# Exercise material:
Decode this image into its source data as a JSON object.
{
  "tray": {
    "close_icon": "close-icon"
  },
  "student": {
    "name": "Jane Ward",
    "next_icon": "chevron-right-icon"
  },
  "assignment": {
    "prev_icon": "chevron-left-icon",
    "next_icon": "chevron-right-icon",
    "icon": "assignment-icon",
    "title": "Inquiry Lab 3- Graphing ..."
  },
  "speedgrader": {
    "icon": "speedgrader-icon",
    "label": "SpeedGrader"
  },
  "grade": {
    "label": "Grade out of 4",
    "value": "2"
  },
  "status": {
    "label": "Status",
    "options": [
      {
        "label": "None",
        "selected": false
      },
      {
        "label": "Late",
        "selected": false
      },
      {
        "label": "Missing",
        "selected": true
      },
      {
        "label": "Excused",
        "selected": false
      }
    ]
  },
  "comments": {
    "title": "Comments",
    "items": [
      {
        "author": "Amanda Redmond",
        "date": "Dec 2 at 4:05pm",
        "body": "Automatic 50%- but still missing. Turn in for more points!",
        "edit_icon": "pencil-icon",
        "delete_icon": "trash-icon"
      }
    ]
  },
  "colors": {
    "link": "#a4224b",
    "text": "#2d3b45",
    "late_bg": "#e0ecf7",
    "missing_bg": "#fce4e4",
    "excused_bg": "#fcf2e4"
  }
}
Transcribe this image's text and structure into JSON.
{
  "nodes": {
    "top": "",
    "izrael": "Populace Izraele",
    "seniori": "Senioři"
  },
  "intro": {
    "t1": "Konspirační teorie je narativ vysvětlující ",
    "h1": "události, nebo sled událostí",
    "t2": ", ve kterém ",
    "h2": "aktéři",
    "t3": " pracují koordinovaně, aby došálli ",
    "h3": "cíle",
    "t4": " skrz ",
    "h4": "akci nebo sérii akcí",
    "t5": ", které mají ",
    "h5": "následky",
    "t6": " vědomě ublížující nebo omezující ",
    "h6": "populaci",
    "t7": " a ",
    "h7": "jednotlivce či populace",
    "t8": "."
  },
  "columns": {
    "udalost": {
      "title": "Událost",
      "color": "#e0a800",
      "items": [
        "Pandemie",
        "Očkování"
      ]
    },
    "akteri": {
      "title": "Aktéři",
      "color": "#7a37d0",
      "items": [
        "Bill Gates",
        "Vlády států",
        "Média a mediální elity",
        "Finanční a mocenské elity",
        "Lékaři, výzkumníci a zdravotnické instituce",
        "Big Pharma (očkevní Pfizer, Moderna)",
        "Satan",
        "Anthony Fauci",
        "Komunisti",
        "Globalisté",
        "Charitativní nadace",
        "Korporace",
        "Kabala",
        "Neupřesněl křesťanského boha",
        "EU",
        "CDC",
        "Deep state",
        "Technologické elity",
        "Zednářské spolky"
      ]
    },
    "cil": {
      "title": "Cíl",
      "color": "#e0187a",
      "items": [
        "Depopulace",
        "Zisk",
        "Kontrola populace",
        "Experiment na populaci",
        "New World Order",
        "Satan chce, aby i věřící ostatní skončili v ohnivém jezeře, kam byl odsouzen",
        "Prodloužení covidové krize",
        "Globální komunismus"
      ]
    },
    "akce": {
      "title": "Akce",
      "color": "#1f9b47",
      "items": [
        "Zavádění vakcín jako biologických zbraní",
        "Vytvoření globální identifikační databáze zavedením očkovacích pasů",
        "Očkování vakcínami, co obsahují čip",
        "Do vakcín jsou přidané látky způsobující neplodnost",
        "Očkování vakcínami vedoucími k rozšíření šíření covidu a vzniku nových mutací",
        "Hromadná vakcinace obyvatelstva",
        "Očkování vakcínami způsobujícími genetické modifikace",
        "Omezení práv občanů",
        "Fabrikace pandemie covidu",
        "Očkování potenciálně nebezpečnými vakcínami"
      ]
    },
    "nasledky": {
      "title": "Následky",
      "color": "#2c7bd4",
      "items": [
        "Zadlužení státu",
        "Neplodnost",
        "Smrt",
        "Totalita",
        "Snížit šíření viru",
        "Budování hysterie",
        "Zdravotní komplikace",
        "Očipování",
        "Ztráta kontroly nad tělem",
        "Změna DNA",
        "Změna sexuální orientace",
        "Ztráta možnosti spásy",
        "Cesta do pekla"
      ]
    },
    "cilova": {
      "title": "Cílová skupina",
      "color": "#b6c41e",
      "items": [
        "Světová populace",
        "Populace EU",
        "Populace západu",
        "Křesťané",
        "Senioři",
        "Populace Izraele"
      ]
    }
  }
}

# What you will do:
Go through the records above and copy every line with the word "nebo".

# Task output:
    "h1": "události, nebo sled událostí",
    "h4": "akci nebo sérii akcí",
    "t6": " vědomě ublížující nebo omezující ",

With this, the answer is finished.